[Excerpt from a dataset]
╭──

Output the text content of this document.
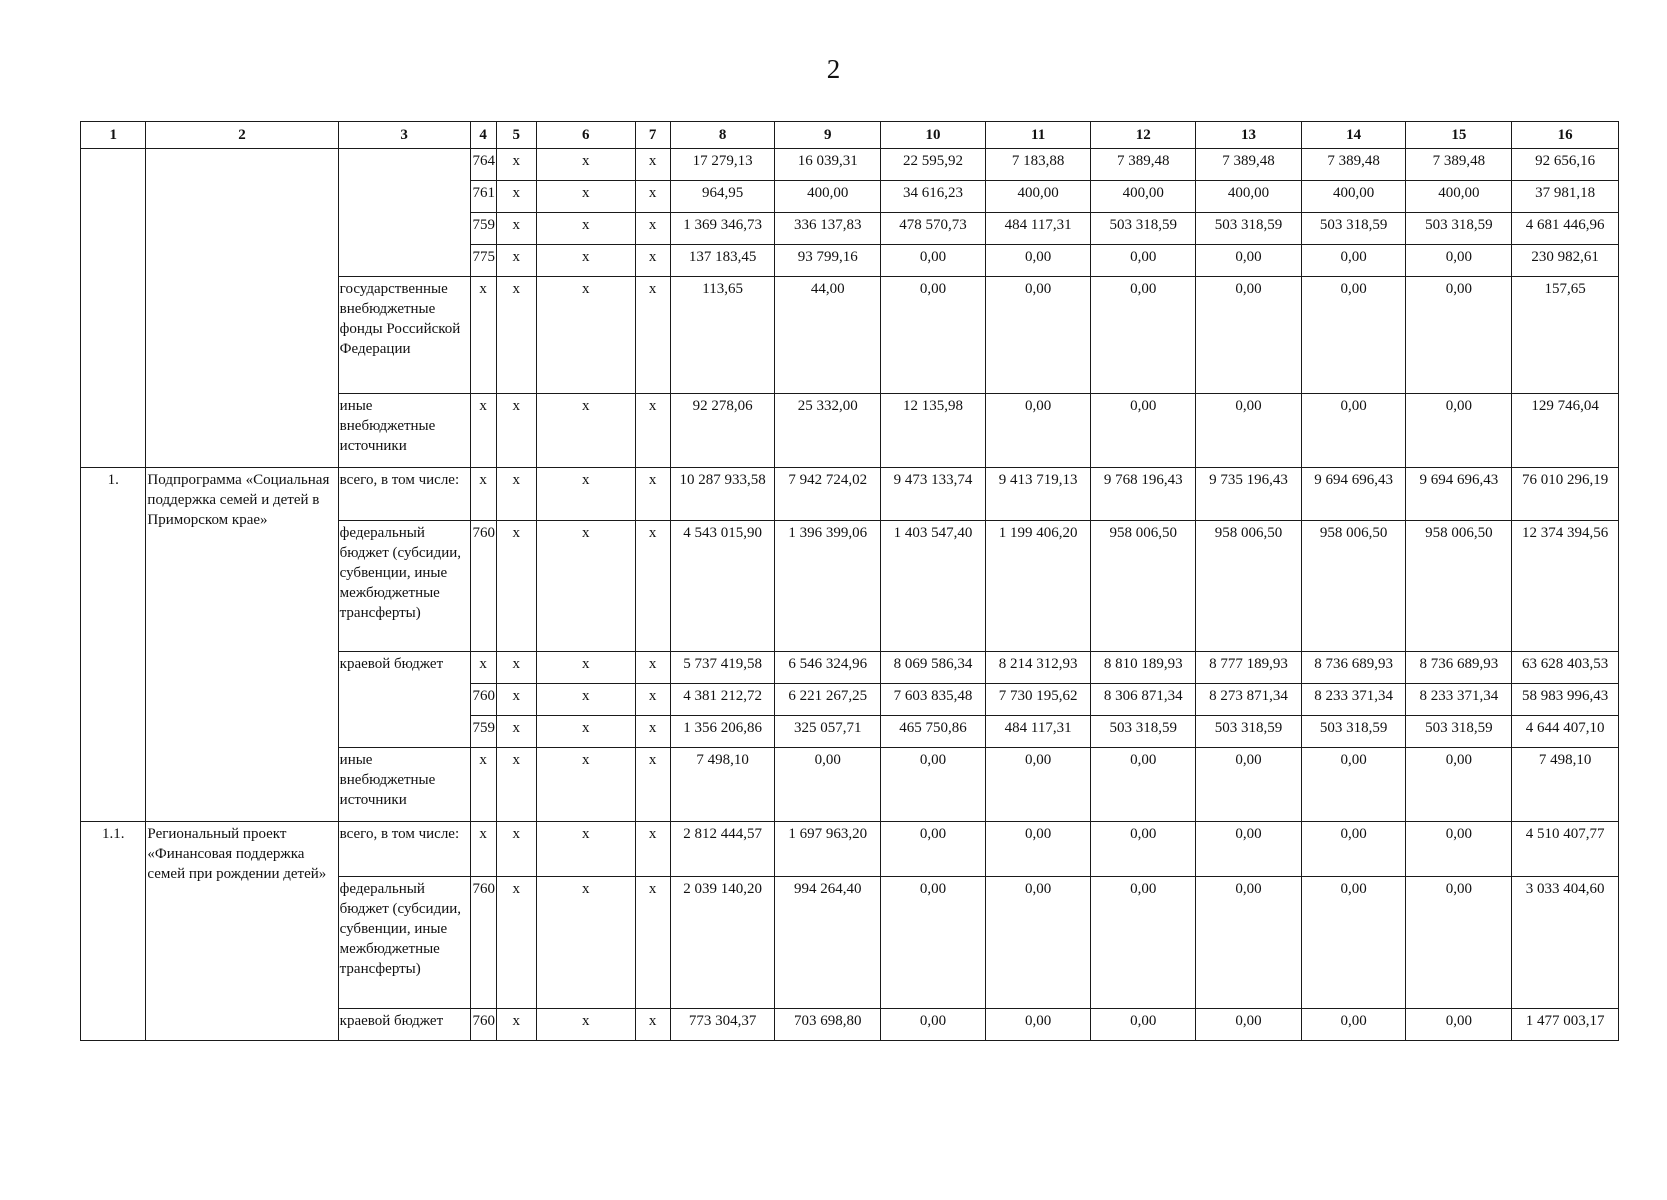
2
1	2	3	4	5	6	7	8	9	10	11	12	13	14	15	16
			764	x	x	x	17 279,13	16 039,31	22 595,92	7 183,88	7 389,48	7 389,48	7 389,48	7 389,48	92 656,16
			761	x	x	x	964,95	400,00	34 616,23	400,00	400,00	400,00	400,00	400,00	37 981,18
			759	x	x	x	1 369 346,73	336 137,83	478 570,73	484 117,31	503 318,59	503 318,59	503 318,59	503 318,59	4 681 446,96
			775	x	x	x	137 183,45	93 799,16	0,00	0,00	0,00	0,00	0,00	0,00	230 982,61
		государственные внебюджетные фонды Российской Федерации	x	x	x	x	113,65	44,00	0,00	0,00	0,00	0,00	0,00	0,00	157,65
		иные внебюджетные источники	x	x	x	x	92 278,06	25 332,00	12 135,98	0,00	0,00	0,00	0,00	0,00	129 746,04
1.	Подпрограмма «Социальная поддержка семей и детей в Приморском крае»	всего, в том числе:	x	x	x	x	10 287 933,58	7 942 724,02	9 473 133,74	9 413 719,13	9 768 196,43	9 735 196,43	9 694 696,43	9 694 696,43	76 010 296,19
		федеральный бюджет (субсидии, субвенции, иные межбюджетные трансферты)	760	x	x	x	4 543 015,90	1 396 399,06	1 403 547,40	1 199 406,20	958 006,50	958 006,50	958 006,50	958 006,50	12 374 394,56
		краевой бюджет	x	x	x	x	5 737 419,58	6 546 324,96	8 069 586,34	8 214 312,93	8 810 189,93	8 777 189,93	8 736 689,93	8 736 689,93	63 628 403,53
			760	x	x	x	4 381 212,72	6 221 267,25	7 603 835,48	7 730 195,62	8 306 871,34	8 273 871,34	8 233 371,34	8 233 371,34	58 983 996,43
			759	x	x	x	1 356 206,86	325 057,71	465 750,86	484 117,31	503 318,59	503 318,59	503 318,59	503 318,59	4 644 407,10
		иные внебюджетные источники	x	x	x	x	7 498,10	0,00	0,00	0,00	0,00	0,00	0,00	0,00	7 498,10
1.1.	Региональный проект «Финансовая поддержка семей при рождении детей»	всего, в том числе:	x	x	x	x	2 812 444,57	1 697 963,20	0,00	0,00	0,00	0,00	0,00	0,00	4 510 407,77
		федеральный бюджет (субсидии, субвенции, иные межбюджетные трансферты)	760	x	x	x	2 039 140,20	994 264,40	0,00	0,00	0,00	0,00	0,00	0,00	3 033 404,60
		краевой бюджет	760	x	x	x	773 304,37	703 698,80	0,00	0,00	0,00	0,00	0,00	0,00	1 477 003,17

╰──

-- TASK BRIEF --
List every line above that holds the word "источники".

-- OUTPUT OF THE TASK --
		иные внебюджетные источники	x	x	x	x	92 278,06	25 332,00	12 135,98	0,00	0,00	0,00	0,00	0,00	129 746,04
		иные внебюджетные источники	x	x	x	x	7 498,10	0,00	0,00	0,00	0,00	0,00	0,00	0,00	7 498,10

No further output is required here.